■ **Written exercise 1**:
Recast the records as a Markdown table with the columns "Row" and "Line", numbering each row and leaving out blank lines. Include only the part of the records that opens with their first line and closes with the line containing "order-row-content: 41I1G2000 ↑ 2,001.40 5 5".

* start Reading text *

I tried to describe the most common techniques, classify them into different categories. That’s why they intersect with each other in many ways. After reading this article, you will be able to determine which type is the best for you and begin to make your strategy. Let’s sort it out in order!
Why would an investor need a strategy?
The absence of an investment strategy may cause mediocre results and subsequent disappointment in the stock market.
In any case, there should be a clearly defined goal and strategy, whether it is business or personal life. Which of your relatives or acquaintances has led to the success of the aimless wobbling? I don’t have such examples.
Strategies for the investment horizon:
Short-term investment strategy
Division is conditional and there are many opinions on the time frame. Short-term investments are more like trading. Therefore, those who buy securities to sell them in a day or a week can hardly be called investors.
The first two strategies attach great importance to the so-called “entry point” into the market – the search for the optimal price for speculative buying. Very often this search is accompanied by technical analysis and news tracking.
Medium-term investment strategy
Here, too, the goal is important: at what price the asset should be bought and sold, and the estimated period (on average, from one month to one year). “Stop Losses” in such strategy become less actual. Besides technical analysis, fundamental analysis is applied.
Very often brokers act as inspiration for such a strategy. They make various investment ideas on the basis of the latest company reports and news about important events related to the issuer’s business. This is how brokers encourage you to make a deal in which all responsibility for the decision lies with you.

* end Reading text *

■ **Written exercise 2**:
In the article on investment strategies, reproduce the part that opens with the words containing "In any case, there" and closes with "have such examples.", swapping "acquaintances" for "colleagues".

* start Provided material *

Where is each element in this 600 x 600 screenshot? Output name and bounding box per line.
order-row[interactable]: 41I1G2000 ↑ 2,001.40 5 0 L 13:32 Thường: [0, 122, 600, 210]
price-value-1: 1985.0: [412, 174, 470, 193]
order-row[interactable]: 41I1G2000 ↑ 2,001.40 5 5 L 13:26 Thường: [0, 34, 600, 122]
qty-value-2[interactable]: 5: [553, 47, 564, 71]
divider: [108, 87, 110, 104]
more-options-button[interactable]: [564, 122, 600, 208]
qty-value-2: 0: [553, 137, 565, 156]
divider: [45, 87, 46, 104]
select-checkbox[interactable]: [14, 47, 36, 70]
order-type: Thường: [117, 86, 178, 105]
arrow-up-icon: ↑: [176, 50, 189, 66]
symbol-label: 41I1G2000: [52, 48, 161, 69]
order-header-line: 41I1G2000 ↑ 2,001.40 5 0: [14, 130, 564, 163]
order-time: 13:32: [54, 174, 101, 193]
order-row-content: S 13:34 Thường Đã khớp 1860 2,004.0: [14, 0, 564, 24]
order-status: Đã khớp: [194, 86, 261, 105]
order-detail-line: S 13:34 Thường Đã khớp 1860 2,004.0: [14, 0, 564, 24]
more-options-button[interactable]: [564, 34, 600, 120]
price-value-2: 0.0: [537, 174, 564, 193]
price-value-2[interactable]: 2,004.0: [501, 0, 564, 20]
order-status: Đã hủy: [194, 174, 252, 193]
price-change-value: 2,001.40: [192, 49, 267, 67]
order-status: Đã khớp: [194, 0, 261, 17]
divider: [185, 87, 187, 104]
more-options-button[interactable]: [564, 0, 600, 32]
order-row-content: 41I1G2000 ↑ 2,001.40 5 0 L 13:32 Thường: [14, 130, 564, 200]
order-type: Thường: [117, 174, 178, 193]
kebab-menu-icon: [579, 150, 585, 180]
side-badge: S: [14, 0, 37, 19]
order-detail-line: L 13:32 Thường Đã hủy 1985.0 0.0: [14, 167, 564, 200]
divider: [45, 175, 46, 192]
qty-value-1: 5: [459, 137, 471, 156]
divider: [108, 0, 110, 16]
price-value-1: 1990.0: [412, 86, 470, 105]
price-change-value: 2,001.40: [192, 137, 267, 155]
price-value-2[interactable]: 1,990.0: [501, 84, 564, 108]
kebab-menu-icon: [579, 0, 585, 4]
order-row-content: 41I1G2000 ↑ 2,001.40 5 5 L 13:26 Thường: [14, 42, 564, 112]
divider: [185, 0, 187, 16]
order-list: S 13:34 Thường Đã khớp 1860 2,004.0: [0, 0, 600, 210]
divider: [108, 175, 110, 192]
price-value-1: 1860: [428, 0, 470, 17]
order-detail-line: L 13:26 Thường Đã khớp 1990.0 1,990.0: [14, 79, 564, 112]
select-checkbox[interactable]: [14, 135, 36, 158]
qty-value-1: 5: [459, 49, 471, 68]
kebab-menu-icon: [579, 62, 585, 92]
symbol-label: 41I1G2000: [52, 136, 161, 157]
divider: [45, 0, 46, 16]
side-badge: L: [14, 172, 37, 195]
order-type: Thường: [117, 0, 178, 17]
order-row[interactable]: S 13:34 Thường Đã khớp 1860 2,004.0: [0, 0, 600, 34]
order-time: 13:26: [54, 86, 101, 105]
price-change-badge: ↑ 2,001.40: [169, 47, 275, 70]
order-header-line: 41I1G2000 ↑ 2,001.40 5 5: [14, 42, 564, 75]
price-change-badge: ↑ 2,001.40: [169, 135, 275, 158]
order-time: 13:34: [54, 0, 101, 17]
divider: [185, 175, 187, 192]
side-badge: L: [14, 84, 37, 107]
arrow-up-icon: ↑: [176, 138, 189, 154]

* end Provided material *

■ **Task result 1**:
| Row | Line |
|---|---|
| 1 | Where is each element in this 600 x 600 screenshot? Output name and bounding box per line. |
| 2 | order-row[interactable]: 41I1G2000 ↑ 2,001.40 5 0 L 13:32 Thường: [0, 122, 600, 210] |
| 3 | price-value-1: 1985.0: [412, 174, 470, 193] |
| 4 | order-row[interactable]: 41I1G2000 ↑ 2,001.40 5 5 L 13:26 Thường: [0, 34, 600, 122] |
| 5 | qty-value-2[interactable]: 5: [553, 47, 564, 71] |
| 6 | divider: [108, 87, 110, 104] |
| 7 | more-options-button[interactable]: [564, 122, 600, 208] |
| 8 | qty-value-2: 0: [553, 137, 565, 156] |
| 9 | divider: [45, 87, 46, 104] |
| 10 | select-checkbox[interactable]: [14, 47, 36, 70] |
| 11 | order-type: Thường: [117, 86, 178, 105] |
| 12 | arrow-up-icon: ↑: [176, 50, 189, 66] |
| 13 | symbol-label: 41I1G2000: [52, 48, 161, 69] |
| 14 | order-header-line: 41I1G2000 ↑ 2,001.40 5 0: [14, 130, 564, 163] |
| 15 | order-time: 13:32: [54, 174, 101, 193] |
| 16 | order-row-content: S 13:34 Thường Đã khớp 1860 2,004.0: [14, 0, 564, 24] |
| 17 | order-status: Đã khớp: [194, 86, 261, 105] |
| 18 | order-detail-line: S 13:34 Thường Đã khớp 1860 2,004.0: [14, 0, 564, 24] |
| 19 | more-options-button[interactable]: [564, 34, 600, 120] |
| 20 | price-value-2: 0.0: [537, 174, 564, 193] |
| 21 | price-value-2[interactable]: 2,004.0: [501, 0, 564, 20] |
| 22 | order-status: Đã hủy: [194, 174, 252, 193] |
| 23 | price-change-value: 2,001.40: [192, 49, 267, 67] |
| 24 | order-status: Đã khớp: [194, 0, 261, 17] |
| 25 | divider: [185, 87, 187, 104] |
| 26 | more-options-button[interactable]: [564, 0, 600, 32] |
| 27 | order-row-content: 41I1G2000 ↑ 2,001.40 5 0 L 13:32 Thường: [14, 130, 564, 200] |
| 28 | order-type: Thường: [117, 174, 178, 193] |
| 29 | kebab-menu-icon: [579, 150, 585, 180] |
| 30 | side-badge: S: [14, 0, 37, 19] |
| 31 | order-detail-line: L 13:32 Thường Đã hủy 1985.0 0.0: [14, 167, 564, 200] |
| 32 | divider: [45, 175, 46, 192] |
| 33 | qty-value-1: 5: [459, 137, 471, 156] |
| 34 | divider: [108, 0, 110, 16] |
| 35 | price-value-1: 1990.0: [412, 86, 470, 105] |
| 36 | price-change-value: 2,001.40: [192, 137, 267, 155] |
| 37 | price-value-2[interactable]: 1,990.0: [501, 84, 564, 108] |
| 38 | kebab-menu-icon: [579, 0, 585, 4] |
| 39 | order-row-content: 41I1G2000 ↑ 2,001.40 5 5 L 13:26 Thường: [14, 42, 564, 112] |

■ **Task result 2**:
In any case, there should be a clearly defined goal and strategy, whether it is business or personal life. Which of your relatives or colleagues has led to the success of the aimless wobbling? I don’t have such examples.